### [AIM OF THE EXERCISE]
Search the records for "icon" and copy each line that holds it.

### [Entries from a visual dataset]
* Start *
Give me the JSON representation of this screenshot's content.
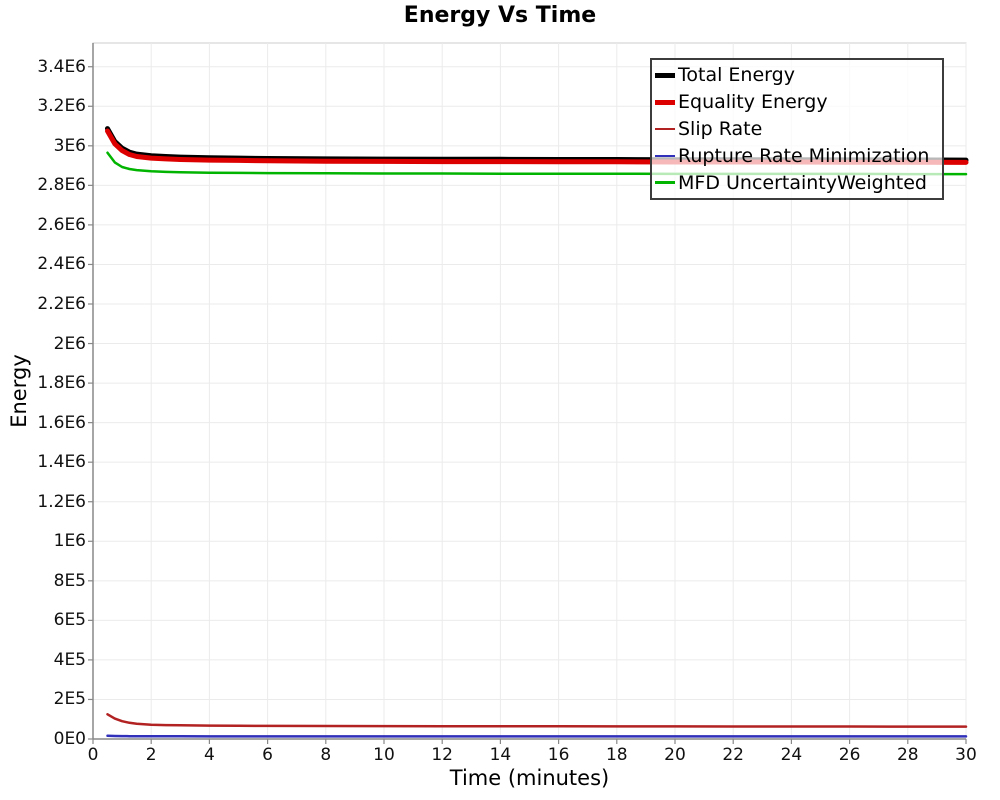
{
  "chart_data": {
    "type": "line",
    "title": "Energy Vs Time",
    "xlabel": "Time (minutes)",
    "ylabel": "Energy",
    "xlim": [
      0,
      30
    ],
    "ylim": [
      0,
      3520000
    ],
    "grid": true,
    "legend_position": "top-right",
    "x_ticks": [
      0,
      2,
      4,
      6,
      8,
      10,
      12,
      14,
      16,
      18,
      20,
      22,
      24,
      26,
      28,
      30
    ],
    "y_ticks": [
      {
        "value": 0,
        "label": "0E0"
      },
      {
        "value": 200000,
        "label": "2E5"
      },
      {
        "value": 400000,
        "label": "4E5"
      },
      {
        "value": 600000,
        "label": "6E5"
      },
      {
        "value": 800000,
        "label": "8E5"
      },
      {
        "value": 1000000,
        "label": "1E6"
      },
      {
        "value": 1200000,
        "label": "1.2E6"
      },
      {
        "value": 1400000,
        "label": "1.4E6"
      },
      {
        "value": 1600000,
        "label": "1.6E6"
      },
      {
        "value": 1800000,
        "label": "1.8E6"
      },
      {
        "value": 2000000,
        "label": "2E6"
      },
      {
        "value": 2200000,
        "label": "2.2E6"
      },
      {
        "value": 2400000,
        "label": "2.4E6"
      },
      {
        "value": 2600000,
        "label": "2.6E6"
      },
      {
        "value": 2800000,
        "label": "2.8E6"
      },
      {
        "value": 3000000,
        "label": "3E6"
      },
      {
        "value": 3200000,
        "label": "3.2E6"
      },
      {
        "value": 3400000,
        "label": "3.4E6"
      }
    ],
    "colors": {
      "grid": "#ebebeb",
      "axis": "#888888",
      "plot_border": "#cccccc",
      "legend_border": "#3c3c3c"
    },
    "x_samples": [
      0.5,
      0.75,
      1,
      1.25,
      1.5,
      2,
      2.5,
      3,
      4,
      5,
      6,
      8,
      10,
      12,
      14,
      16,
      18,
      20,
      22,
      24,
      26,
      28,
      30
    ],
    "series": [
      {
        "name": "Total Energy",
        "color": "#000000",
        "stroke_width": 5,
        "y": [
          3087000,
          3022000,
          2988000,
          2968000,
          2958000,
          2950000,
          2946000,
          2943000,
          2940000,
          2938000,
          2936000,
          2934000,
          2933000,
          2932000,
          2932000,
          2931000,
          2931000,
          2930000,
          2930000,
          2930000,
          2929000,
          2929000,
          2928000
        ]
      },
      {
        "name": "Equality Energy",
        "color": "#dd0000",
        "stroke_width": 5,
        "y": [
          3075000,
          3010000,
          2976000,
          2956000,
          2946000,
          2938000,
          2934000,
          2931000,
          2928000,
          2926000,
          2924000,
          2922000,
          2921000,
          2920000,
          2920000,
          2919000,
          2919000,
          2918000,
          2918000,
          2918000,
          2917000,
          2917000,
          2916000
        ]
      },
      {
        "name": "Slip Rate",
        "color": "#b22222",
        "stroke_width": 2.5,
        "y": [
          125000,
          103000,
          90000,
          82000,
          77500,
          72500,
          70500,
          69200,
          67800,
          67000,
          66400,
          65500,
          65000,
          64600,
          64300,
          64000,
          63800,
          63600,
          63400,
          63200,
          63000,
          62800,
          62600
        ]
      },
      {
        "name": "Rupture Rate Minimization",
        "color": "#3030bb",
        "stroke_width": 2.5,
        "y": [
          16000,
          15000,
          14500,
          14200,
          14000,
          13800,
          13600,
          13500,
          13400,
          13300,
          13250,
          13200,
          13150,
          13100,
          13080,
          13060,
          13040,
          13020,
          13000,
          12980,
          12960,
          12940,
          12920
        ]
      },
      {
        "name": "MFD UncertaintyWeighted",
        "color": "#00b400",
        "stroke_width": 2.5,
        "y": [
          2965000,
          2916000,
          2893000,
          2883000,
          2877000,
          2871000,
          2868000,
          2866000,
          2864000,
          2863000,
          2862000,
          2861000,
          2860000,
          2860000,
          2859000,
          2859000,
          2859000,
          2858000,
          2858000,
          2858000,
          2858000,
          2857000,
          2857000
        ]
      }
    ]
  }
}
* End *
* Start *
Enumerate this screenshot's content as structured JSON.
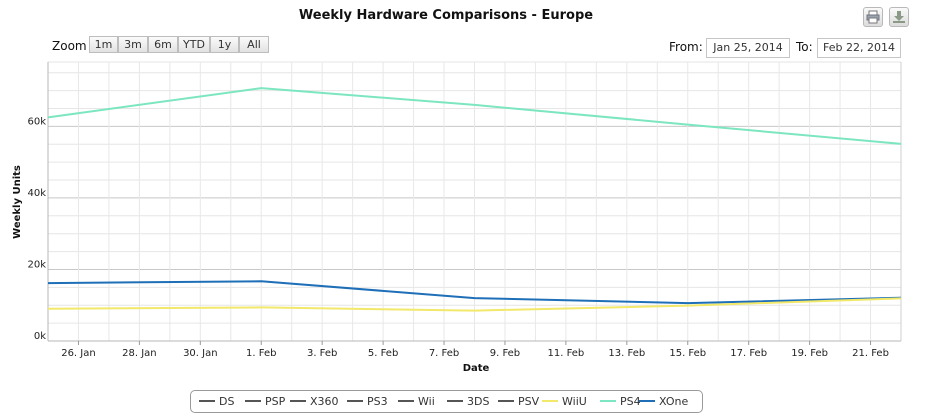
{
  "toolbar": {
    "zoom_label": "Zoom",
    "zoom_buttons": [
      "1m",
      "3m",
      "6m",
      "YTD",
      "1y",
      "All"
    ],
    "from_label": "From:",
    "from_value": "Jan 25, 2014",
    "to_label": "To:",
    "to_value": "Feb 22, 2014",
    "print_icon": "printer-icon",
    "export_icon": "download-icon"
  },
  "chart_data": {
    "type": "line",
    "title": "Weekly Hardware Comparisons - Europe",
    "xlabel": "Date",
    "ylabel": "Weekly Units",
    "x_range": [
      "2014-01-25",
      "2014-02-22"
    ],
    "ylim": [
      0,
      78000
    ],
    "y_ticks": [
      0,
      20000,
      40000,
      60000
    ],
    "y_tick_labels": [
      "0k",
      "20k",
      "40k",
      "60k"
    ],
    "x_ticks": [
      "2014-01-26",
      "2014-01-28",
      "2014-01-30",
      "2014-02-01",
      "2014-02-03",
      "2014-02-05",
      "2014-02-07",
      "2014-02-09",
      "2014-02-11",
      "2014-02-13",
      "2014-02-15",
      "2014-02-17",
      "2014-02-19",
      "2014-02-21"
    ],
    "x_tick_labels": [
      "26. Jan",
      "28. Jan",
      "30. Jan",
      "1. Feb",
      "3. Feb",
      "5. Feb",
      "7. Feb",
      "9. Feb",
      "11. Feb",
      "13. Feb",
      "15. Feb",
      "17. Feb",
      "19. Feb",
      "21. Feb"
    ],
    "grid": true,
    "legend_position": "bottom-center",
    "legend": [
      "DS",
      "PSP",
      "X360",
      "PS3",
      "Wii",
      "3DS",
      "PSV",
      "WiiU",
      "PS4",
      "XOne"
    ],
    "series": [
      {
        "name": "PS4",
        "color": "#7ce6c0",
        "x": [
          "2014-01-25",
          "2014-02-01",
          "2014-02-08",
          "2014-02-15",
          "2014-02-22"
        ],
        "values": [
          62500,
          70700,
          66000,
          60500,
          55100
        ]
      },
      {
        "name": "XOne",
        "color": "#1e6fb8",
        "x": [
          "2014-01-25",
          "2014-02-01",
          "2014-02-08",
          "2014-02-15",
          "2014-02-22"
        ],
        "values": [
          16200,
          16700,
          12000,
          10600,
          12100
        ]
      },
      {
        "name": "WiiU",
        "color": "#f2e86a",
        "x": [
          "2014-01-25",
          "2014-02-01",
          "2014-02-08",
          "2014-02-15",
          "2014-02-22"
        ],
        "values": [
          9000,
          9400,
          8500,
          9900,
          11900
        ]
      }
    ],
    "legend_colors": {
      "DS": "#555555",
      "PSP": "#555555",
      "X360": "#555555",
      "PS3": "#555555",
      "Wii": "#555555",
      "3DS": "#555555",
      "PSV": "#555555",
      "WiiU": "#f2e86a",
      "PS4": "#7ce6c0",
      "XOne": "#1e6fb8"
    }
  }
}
* End *
### [OUTPUT OF THE TASK]
    "print_icon": "printer-icon",
    "export_icon": "download-icon"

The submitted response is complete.